Dataset excerpt:
[START]

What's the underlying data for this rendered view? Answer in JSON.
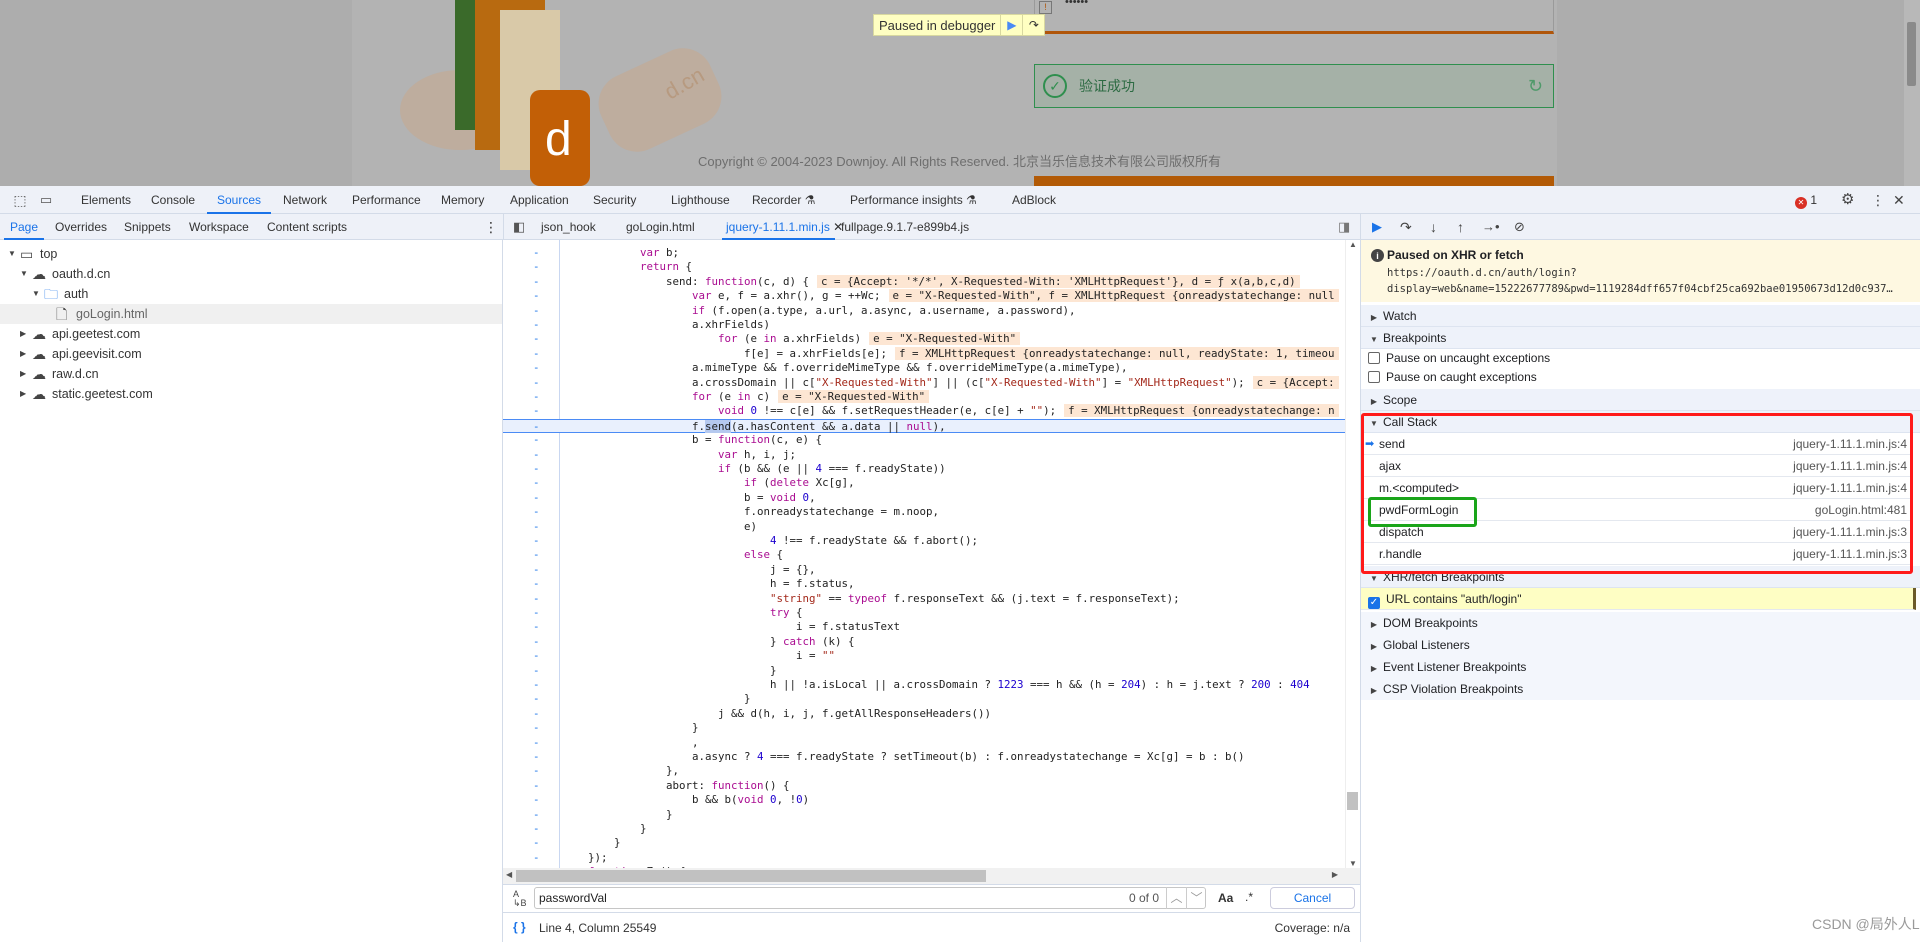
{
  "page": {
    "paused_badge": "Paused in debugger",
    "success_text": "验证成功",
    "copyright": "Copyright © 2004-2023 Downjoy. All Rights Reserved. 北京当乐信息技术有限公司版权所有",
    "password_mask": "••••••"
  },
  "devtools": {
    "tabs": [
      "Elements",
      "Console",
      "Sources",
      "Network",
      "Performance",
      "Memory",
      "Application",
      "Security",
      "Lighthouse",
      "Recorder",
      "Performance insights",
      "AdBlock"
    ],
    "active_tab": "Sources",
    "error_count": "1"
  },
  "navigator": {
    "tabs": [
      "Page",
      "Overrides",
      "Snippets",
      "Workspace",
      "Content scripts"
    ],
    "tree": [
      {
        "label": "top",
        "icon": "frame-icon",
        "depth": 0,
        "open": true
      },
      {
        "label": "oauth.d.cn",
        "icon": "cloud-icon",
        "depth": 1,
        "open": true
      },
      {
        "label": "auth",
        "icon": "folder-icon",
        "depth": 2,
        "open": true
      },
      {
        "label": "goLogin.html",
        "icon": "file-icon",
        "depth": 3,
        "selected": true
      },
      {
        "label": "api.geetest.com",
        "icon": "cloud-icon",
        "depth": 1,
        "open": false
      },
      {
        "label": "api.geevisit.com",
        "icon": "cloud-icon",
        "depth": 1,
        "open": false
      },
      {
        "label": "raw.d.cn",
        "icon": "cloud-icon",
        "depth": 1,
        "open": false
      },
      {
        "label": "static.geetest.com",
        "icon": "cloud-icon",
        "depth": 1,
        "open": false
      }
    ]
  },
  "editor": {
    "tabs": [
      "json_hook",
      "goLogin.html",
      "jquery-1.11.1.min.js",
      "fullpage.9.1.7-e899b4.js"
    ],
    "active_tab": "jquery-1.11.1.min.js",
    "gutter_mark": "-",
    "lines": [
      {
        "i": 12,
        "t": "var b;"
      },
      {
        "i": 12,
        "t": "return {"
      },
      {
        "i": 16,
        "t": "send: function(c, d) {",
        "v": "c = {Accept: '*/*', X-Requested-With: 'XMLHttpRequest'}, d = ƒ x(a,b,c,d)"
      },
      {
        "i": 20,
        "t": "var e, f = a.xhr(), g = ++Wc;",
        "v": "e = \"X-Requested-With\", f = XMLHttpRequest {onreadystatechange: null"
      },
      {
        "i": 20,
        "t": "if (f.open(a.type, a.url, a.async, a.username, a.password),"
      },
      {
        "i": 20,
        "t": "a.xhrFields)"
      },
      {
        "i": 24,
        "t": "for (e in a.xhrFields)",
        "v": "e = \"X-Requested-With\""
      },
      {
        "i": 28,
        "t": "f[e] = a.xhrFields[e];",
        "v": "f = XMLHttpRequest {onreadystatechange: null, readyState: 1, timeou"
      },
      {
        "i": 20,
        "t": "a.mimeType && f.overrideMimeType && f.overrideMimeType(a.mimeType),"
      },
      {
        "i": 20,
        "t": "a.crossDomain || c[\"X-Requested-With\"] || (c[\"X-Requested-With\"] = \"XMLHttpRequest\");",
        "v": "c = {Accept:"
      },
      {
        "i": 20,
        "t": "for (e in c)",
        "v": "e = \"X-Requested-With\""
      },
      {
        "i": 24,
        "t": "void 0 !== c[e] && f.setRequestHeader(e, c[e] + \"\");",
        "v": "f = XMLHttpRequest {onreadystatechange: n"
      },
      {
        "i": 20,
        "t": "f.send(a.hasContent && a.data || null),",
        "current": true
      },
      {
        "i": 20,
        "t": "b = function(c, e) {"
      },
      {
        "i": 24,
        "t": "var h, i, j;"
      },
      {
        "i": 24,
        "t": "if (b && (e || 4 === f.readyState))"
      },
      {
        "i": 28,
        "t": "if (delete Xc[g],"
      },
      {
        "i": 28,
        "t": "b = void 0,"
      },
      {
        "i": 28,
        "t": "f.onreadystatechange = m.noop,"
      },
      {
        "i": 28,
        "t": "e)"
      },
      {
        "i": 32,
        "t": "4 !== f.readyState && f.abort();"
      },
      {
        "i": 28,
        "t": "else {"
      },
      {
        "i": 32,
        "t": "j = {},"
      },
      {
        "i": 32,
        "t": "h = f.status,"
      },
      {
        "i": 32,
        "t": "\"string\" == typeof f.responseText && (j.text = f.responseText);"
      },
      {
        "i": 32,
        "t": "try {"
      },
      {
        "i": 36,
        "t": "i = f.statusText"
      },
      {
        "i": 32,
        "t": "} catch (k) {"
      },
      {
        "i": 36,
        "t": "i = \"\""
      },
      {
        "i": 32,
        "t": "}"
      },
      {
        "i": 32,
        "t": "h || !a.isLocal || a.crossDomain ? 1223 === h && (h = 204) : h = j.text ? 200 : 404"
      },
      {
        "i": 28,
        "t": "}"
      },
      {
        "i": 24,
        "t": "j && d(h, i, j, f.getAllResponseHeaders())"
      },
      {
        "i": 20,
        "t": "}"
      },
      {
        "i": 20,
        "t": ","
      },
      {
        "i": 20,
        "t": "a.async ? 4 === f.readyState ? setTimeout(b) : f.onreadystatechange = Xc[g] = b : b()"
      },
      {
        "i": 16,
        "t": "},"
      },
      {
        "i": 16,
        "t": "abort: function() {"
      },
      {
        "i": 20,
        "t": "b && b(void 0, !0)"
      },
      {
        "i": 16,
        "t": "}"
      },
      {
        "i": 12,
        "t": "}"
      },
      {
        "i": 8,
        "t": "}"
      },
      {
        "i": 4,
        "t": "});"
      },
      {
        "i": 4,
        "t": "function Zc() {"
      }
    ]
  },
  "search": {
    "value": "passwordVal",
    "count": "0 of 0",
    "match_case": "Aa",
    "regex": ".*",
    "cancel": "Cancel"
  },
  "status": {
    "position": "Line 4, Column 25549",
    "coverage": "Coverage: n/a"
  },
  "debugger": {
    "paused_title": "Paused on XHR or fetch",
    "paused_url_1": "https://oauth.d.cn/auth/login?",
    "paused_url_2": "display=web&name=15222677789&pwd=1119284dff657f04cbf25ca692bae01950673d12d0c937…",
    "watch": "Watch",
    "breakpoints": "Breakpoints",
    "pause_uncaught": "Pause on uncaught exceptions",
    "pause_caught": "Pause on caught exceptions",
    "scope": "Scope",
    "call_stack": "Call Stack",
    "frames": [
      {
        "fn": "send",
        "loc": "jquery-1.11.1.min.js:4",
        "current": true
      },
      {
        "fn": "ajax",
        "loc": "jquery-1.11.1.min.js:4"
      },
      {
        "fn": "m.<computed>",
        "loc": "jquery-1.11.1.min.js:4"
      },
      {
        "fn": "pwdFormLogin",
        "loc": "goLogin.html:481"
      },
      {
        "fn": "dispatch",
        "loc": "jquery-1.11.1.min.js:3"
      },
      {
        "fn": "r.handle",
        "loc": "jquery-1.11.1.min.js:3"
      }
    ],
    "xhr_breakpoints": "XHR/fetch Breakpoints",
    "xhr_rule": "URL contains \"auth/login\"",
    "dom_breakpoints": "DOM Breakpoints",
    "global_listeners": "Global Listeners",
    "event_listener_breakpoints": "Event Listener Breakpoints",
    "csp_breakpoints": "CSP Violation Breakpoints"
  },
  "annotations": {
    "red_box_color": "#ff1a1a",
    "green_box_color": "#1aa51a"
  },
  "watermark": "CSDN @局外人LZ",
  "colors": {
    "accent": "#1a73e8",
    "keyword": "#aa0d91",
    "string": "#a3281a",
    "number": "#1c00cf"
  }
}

[END]

_Task description:_
In the records above, locate every line with the string "crossDomain" and copy it.

_Full response:_
        "t": "a.crossDomain || c[\"X-Requested-With\"] || (c[\"X-Requested-With\"] = \"XMLHttpRequest\");",
        "t": "h || !a.isLocal || a.crossDomain ? 1223 === h && (h = 204) : h = j.text ? 200 : 404"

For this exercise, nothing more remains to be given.